- _Data rows_

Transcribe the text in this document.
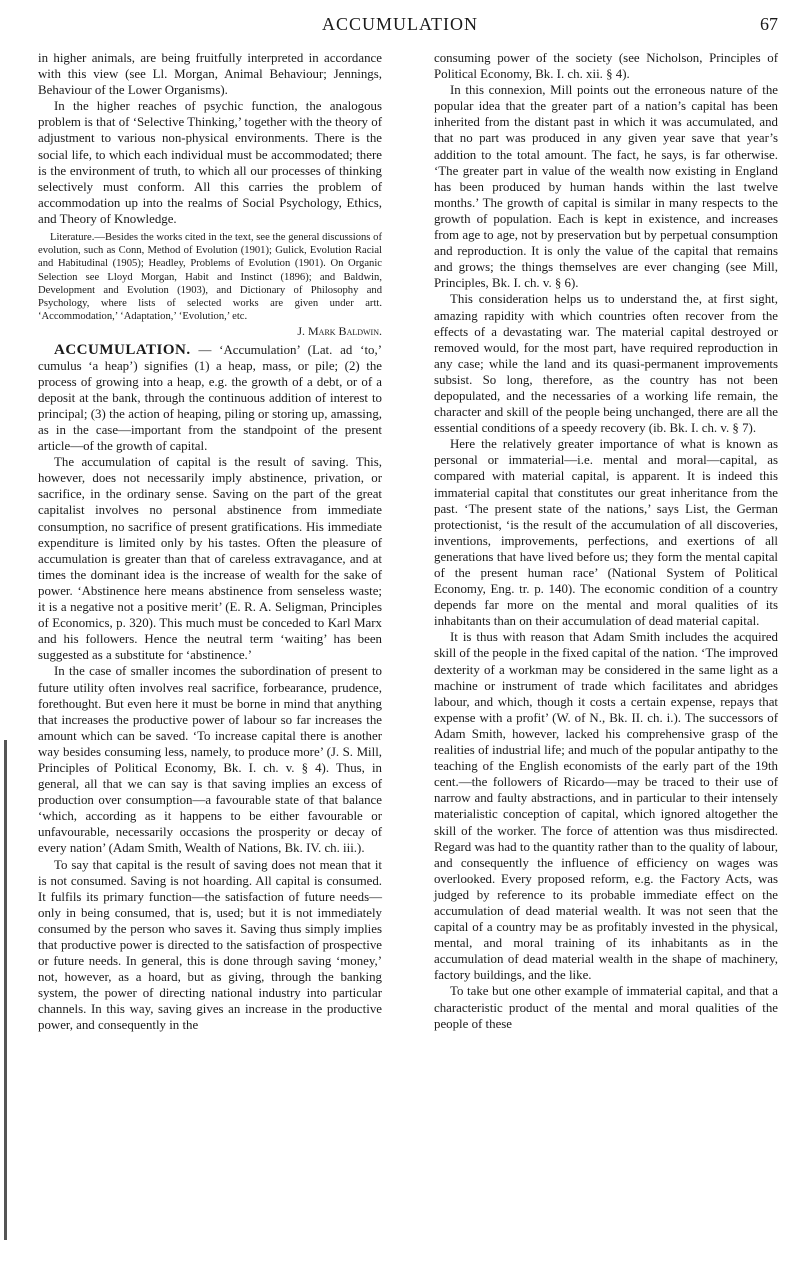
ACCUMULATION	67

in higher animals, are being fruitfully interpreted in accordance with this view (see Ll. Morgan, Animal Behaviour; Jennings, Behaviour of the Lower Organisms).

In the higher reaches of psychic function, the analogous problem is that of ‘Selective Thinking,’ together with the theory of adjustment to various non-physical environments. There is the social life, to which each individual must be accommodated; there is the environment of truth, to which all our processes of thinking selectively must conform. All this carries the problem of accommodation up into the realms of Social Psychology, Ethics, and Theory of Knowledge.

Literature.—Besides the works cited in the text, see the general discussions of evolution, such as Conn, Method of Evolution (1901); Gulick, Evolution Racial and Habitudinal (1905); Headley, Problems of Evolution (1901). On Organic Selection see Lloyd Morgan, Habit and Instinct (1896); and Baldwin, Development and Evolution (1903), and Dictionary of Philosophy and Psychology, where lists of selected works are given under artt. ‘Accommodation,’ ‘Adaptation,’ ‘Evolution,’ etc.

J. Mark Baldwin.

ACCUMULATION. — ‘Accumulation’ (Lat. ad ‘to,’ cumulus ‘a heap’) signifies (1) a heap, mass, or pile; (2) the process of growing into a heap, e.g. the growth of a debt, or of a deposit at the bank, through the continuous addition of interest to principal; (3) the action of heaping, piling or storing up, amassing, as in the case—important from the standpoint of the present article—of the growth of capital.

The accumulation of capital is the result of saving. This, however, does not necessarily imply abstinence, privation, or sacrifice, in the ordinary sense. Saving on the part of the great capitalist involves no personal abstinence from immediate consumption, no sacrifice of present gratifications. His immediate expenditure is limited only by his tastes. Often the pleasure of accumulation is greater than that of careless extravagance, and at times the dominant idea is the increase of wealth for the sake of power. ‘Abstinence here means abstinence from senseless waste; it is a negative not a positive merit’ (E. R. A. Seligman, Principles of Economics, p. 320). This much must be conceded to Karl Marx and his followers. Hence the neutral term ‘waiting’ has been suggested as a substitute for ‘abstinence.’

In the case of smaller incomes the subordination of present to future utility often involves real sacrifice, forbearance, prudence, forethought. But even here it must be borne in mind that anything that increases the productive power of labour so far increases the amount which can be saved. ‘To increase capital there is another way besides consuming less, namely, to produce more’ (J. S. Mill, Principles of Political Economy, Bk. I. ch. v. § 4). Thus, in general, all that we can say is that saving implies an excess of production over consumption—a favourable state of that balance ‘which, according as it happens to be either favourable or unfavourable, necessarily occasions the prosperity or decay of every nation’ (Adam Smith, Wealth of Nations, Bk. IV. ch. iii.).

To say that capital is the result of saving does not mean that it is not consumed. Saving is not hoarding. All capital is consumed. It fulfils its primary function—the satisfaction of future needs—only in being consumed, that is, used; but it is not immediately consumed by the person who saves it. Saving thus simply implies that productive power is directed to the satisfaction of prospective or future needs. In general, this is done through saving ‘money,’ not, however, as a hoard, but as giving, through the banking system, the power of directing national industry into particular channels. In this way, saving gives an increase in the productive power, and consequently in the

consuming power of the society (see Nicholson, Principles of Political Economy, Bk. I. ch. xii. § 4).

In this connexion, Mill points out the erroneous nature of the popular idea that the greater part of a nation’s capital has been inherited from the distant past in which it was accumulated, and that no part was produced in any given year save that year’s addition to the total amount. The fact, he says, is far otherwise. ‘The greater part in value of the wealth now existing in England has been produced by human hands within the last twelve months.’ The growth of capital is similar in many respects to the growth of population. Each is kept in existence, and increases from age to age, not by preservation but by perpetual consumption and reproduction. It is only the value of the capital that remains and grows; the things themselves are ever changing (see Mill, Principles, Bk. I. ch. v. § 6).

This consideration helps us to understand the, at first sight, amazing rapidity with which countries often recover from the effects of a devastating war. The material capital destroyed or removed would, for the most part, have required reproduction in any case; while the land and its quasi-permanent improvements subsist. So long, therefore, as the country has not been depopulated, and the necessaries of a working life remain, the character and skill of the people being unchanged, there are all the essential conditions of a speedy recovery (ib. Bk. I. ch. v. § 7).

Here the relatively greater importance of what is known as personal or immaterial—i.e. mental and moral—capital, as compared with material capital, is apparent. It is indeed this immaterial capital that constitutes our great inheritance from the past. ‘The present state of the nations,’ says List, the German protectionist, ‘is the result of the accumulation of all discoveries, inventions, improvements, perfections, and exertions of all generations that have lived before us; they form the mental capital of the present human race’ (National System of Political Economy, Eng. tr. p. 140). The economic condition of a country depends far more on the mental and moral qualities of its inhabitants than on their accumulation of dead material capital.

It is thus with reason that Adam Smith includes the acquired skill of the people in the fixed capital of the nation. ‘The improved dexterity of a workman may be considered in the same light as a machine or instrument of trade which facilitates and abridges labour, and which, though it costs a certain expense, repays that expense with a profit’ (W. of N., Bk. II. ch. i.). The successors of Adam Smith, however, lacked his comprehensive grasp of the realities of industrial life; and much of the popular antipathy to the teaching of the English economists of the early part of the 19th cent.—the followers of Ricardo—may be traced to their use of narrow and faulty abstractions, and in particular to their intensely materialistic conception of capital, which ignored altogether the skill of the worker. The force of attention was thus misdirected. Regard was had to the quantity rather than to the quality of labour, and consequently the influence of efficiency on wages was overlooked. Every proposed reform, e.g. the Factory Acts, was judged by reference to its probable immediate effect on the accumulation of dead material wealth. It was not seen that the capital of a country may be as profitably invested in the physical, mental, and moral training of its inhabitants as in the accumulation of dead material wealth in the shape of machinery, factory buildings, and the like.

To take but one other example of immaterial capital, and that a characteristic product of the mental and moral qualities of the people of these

...

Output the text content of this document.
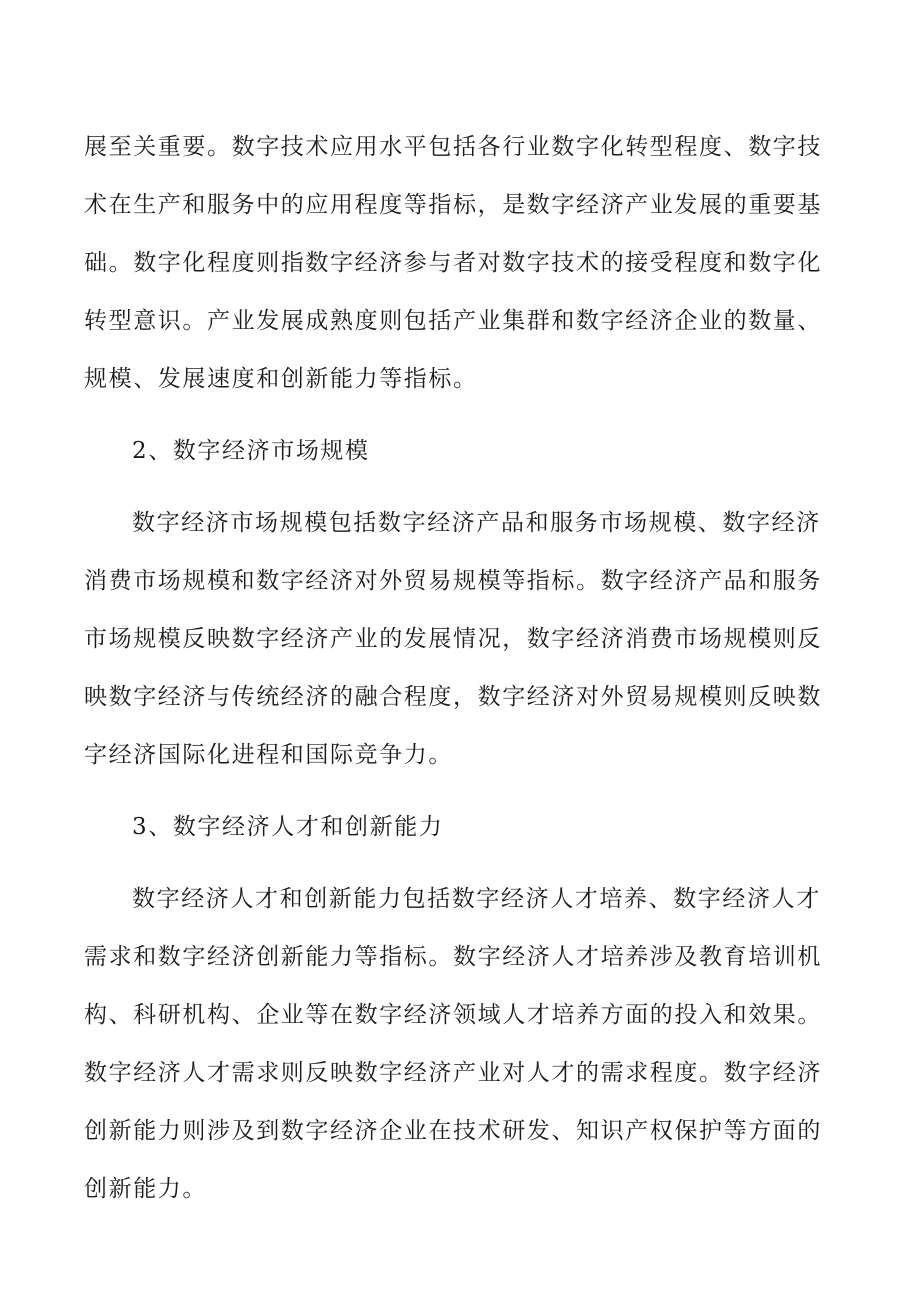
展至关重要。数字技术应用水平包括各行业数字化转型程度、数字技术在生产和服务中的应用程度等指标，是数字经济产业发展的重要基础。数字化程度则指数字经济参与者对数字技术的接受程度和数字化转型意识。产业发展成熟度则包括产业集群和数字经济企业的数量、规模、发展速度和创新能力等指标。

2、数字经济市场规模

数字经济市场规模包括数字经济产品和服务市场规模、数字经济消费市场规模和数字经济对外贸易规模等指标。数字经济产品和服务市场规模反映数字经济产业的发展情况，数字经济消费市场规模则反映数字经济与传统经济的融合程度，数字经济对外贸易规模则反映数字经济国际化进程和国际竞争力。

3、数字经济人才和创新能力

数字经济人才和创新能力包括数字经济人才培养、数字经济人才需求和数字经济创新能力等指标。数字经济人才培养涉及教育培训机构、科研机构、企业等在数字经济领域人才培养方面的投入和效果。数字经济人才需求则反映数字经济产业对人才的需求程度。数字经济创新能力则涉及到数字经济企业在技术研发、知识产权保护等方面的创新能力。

- _Task_
For the entries shown above, give the number of lines that include the word "increases", without any other text.

- _Exercise response_
2